Provided text>
----------------
As we cannot indulge in the hope that any such boon will be conferred on our educational institutions, it becomes an important question how far it is possible to supply the defect by the means within our reach. The photographic process may be advantageously employed in producing accurate representations of those objects, both of nature and of art, which it would be desirable to describe and explain in the instruction of youth; but as experience has not yet taught us that such pictures will be permanent, and capable of resisting the action of time and the elements, it would be hazardous to employ them in the illustration of popular works. It is fortunate, however, that the new art of galvanography enables us, by a cheap process, to give to photographs the permanence of engravings, and to employ them in the illustration of educational works.[66]
But however much we may value such an auxiliary, representations or drawings, on a plane, of solids or combinations of solids at different distances from the eye, are in many cases unintelligible even to persons well informed; so that, on this ground alone, we cannot but appreciate the advantages to be derived from binocular pictures and their stereoscopic relievo, not only in the instruction of youth, but in the diffusion of knowledge among all ranks of society.
----------------
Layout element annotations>
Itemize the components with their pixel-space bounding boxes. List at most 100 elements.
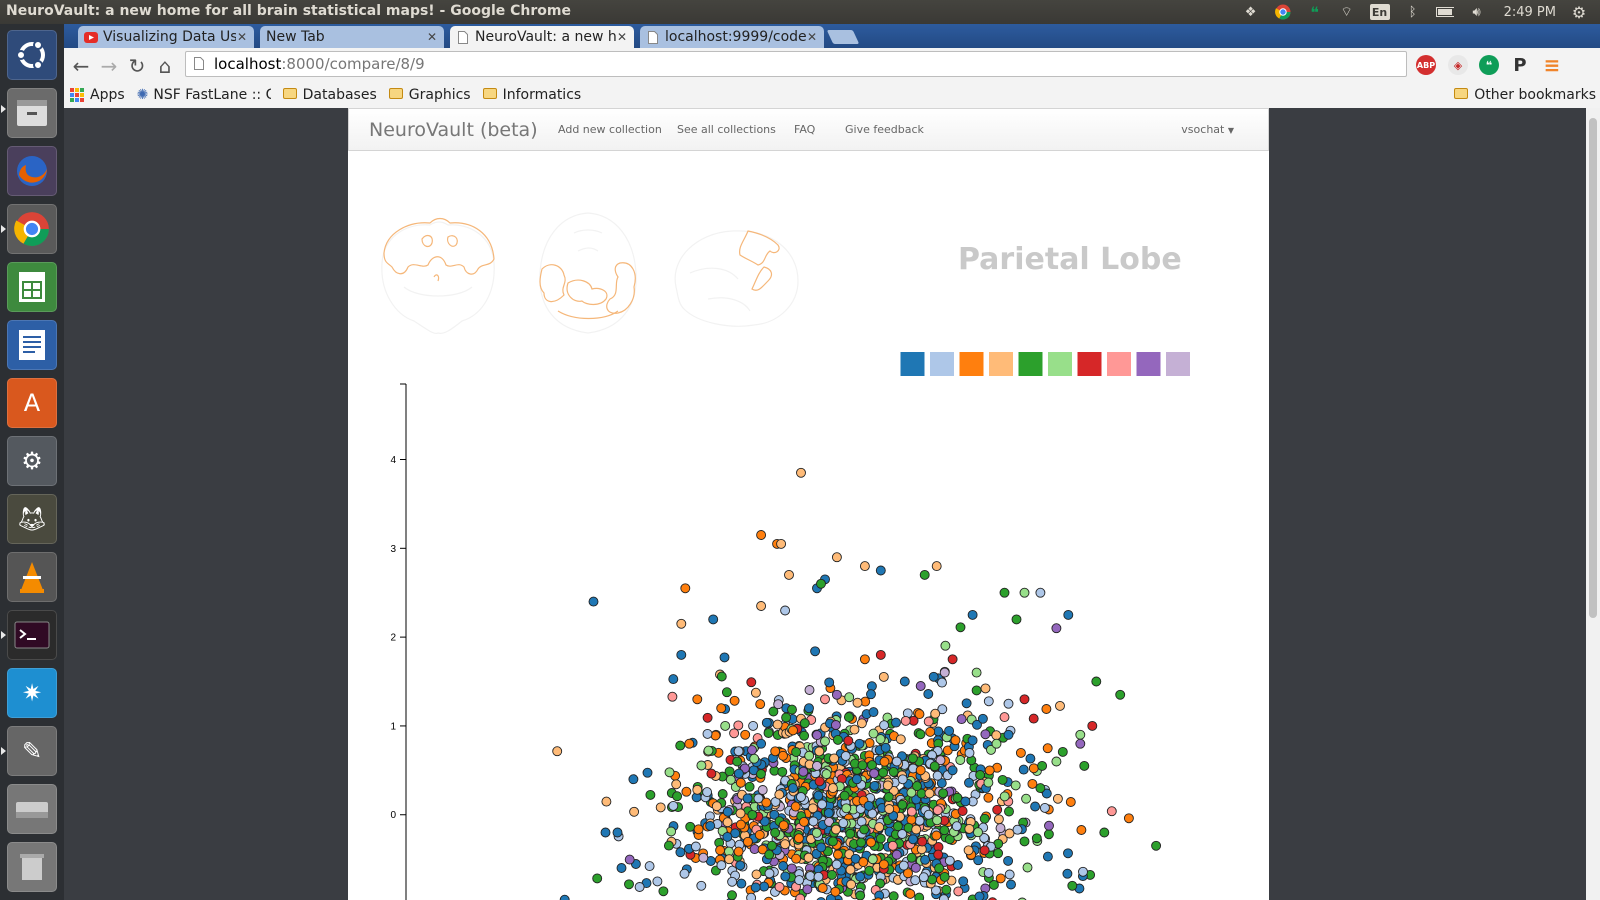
- y-tick-label: 1: [390, 721, 396, 732]
- settings-gear-icon[interactable]: ⚙: [1570, 3, 1588, 22]
- files-app-icon[interactable]: [7, 88, 57, 138]
- scatter-point: [1003, 855, 1014, 866]
- bluetooth-icon[interactable]: ᛒ: [1404, 4, 1422, 20]
- tab-neurovault[interactable]: NeuroVault: a new h ✕: [450, 26, 634, 48]
- bookmark-folder-databases[interactable]: Databases: [282, 87, 377, 103]
- scatter-point: [799, 730, 810, 741]
- scatter-point: [869, 780, 880, 791]
- tab-localhost-9999[interactable]: localhost:9999/code ✕: [640, 26, 824, 48]
- wifi-icon[interactable]: ⌔: [1338, 4, 1356, 20]
- forward-button[interactable]: →: [96, 53, 122, 79]
- scatter-point: [592, 873, 603, 884]
- scatter-point: [616, 863, 627, 873]
- legend-swatch[interactable]: [1048, 352, 1072, 376]
- scatter-point: [827, 783, 838, 794]
- hangouts-extension-icon[interactable]: ❝: [1479, 55, 1499, 75]
- close-tab-icon[interactable]: ✕: [806, 30, 818, 44]
- scatter-point: [979, 813, 990, 824]
- legend-swatch[interactable]: [1107, 352, 1131, 376]
- legend-swatch[interactable]: [1136, 352, 1161, 376]
- chrome-launcher-icon[interactable]: [7, 204, 57, 254]
- firefox-icon[interactable]: [7, 146, 57, 196]
- scrollbar-thumb[interactable]: [1589, 118, 1597, 618]
- bookmark-apps[interactable]: Apps: [70, 87, 125, 103]
- scatter-point: [634, 882, 645, 892]
- y-tick-label: 0: [390, 810, 396, 821]
- home-button[interactable]: ⌂: [152, 53, 178, 79]
- user-menu[interactable]: vsochat ▼: [1181, 123, 1234, 136]
- dropbox-icon[interactable]: ❖: [1242, 4, 1260, 20]
- disk-drive-icon[interactable]: [7, 784, 57, 834]
- software-center-icon[interactable]: A: [7, 378, 57, 428]
- chrome-tray-icon[interactable]: [1274, 4, 1292, 20]
- nav-faq[interactable]: FAQ: [794, 123, 815, 136]
- bookmark-folder-informatics[interactable]: Informatics: [482, 87, 581, 103]
- address-bar[interactable]: localhost:8000/compare/8/9 ☆: [185, 51, 1436, 77]
- new-tab-button[interactable]: [826, 30, 860, 44]
- scatter-point: [692, 694, 703, 705]
- scatter-point: [747, 745, 757, 756]
- scatter-point: [798, 766, 809, 777]
- scatter-point: [845, 828, 856, 839]
- hangouts-tray-icon[interactable]: ❝: [1306, 3, 1324, 22]
- back-button[interactable]: ←: [68, 53, 94, 79]
- scatter-point: [992, 804, 1003, 815]
- legend-swatch[interactable]: [959, 352, 984, 376]
- scatter-point: [925, 726, 936, 737]
- legend-swatch[interactable]: [1077, 352, 1102, 376]
- bookmark-nsf-fastlane[interactable]: ✺ NSF FastLane :: G: [137, 87, 271, 103]
- terminal-icon[interactable]: [7, 610, 57, 660]
- volume-icon[interactable]: 🔊︎: [1468, 4, 1486, 20]
- pinterest-extension-icon[interactable]: P: [1510, 55, 1530, 76]
- chrome-menu-icon[interactable]: ≡: [1542, 53, 1562, 77]
- scatter-point: [813, 790, 824, 801]
- scatter-point: [1003, 698, 1014, 709]
- adblock-plus-icon[interactable]: ABP: [1416, 55, 1436, 75]
- trash-icon[interactable]: [7, 842, 57, 892]
- tab-visualizing-data[interactable]: Visualizing Data Usi ✕: [78, 26, 254, 48]
- spreadsheet-icon[interactable]: [7, 262, 57, 312]
- splash-app-icon[interactable]: ✷: [7, 668, 57, 718]
- nav-give-feedback[interactable]: Give feedback: [845, 123, 924, 136]
- text-editor-icon[interactable]: ✎: [7, 726, 57, 776]
- scatter-point: [645, 789, 656, 800]
- writer-document-icon[interactable]: [7, 320, 57, 370]
- neurovault-page: NeuroVault (beta) Add new collection See…: [348, 108, 1269, 900]
- legend-swatch[interactable]: [930, 352, 954, 376]
- scatter-point: [1055, 700, 1065, 711]
- scatter-point: [668, 674, 679, 685]
- nav-add-new-collection[interactable]: Add new collection: [558, 123, 662, 136]
- clock[interactable]: 2:49 PM: [1504, 5, 1556, 20]
- scatter-point: [733, 768, 744, 779]
- legend-swatch[interactable]: [989, 352, 1013, 376]
- scatter-point: [1063, 609, 1074, 620]
- scatter-point: [908, 834, 918, 845]
- vlc-icon[interactable]: [7, 552, 57, 602]
- close-tab-icon[interactable]: ✕: [616, 30, 628, 44]
- scatter-point: [944, 725, 955, 736]
- ubuntu-logo-icon[interactable]: [7, 30, 57, 80]
- scatter-point: [857, 760, 868, 771]
- scatter-point: [735, 860, 746, 871]
- gimp-icon[interactable]: 🦊︎: [7, 494, 57, 544]
- nav-see-all-collections[interactable]: See all collections: [677, 123, 776, 136]
- close-tab-icon[interactable]: ✕: [426, 30, 438, 44]
- scatter-point: [681, 786, 692, 797]
- close-tab-icon[interactable]: ✕: [236, 30, 248, 44]
- legend-swatch[interactable]: [900, 352, 925, 376]
- keyboard-layout-indicator[interactable]: En: [1369, 4, 1390, 20]
- shield-extension-icon[interactable]: ◈: [1448, 55, 1468, 75]
- tab-new-tab[interactable]: New Tab ✕: [260, 26, 444, 48]
- vertical-scrollbar[interactable]: [1586, 108, 1600, 900]
- legend-swatch[interactable]: [1018, 352, 1043, 376]
- scatter-point: [910, 875, 921, 886]
- bookmark-other-bookmarks[interactable]: Other bookmarks: [1454, 87, 1596, 103]
- battery-icon[interactable]: [1435, 4, 1454, 20]
- site-brand[interactable]: NeuroVault (beta): [369, 119, 538, 141]
- scatter-point: [668, 800, 679, 811]
- reload-button[interactable]: ↻: [124, 53, 150, 79]
- legend-swatch[interactable]: [1166, 352, 1190, 376]
- bookmark-folder-graphics[interactable]: Graphics: [388, 87, 471, 103]
- system-settings-icon[interactable]: ⚙: [7, 436, 57, 486]
- scatter-point: [786, 863, 797, 874]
----------------
Copy out the passage above about photographs and binocular pictures in education, word for word and in full.

As we cannot indulge in the hope that any such boon will be conferred on our educational institutions, it becomes an important question how far it is possible to supply the defect by the means within our reach. The photographic process may be advantageously employed in producing accurate representations of those objects, both of nature and of art, which it would be desirable to describe and explain in the instruction of youth; but as experience has not yet taught us that such pictures will be permanent, and capable of resisting the action of time and the elements, it would be hazardous to employ them in the illustration of popular works. It is fortunate, however, that the new art of galvanography enables us, by a cheap process, to give to photographs the permanence of engravings, and to employ them in the illustration of educational works.[66]
But however much we may value such an auxiliary, representations or drawings, on a plane, of solids or combinations of solids at different distances from the eye, are in many cases unintelligible even to persons well informed; so that, on this ground alone, we cannot but appreciate the advantages to be derived from binocular pictures and their stereoscopic relievo, not only in the instruction of youth, but in the diffusion of knowledge among all ranks of society.